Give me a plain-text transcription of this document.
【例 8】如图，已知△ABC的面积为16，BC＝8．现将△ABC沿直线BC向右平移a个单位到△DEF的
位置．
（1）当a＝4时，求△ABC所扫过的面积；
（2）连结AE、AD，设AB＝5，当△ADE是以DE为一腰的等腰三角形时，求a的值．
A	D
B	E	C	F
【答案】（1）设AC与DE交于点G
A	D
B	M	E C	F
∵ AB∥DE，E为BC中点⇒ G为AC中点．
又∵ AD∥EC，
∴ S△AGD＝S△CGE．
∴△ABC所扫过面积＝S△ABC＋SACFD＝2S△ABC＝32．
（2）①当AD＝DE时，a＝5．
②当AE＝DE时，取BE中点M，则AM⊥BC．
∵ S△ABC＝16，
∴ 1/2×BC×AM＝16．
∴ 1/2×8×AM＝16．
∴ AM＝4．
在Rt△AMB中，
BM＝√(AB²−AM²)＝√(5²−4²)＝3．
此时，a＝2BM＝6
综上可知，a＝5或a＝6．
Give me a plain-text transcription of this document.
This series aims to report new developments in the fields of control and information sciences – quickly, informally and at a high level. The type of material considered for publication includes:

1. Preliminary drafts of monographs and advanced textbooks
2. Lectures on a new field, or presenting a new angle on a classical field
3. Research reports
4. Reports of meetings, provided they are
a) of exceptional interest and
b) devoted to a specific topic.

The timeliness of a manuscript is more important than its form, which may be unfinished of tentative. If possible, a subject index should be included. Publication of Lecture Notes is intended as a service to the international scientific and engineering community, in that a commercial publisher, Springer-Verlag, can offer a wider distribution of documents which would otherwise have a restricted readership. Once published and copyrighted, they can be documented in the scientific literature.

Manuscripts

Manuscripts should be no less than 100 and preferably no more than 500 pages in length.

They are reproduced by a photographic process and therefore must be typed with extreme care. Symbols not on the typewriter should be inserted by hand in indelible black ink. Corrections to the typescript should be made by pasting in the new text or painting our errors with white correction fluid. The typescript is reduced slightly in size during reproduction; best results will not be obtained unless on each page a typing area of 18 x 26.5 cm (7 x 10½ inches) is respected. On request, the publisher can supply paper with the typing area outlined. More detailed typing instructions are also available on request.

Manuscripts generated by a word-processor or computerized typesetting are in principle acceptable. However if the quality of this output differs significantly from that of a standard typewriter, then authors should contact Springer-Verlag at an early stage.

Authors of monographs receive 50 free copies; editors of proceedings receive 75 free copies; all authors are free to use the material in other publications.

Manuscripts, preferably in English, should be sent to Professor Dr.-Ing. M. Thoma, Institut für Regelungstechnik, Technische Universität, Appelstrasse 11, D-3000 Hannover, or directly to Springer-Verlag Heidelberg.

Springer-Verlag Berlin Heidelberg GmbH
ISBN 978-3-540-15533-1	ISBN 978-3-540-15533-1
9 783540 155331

### EXERCISE DESCRIPTION
Show every line of the records above that contains the word "Heidelberg".

### SOLUTION
Manuscripts, preferably in English, should be sent to Professor Dr.-Ing. M. Thoma, Institut für Regelungstechnik, Technische Universität, Appelstrasse 11, D-3000 Hannover, or directly to Springer-Verlag Heidelberg.
Springer-Verlag Berlin Heidelberg GmbH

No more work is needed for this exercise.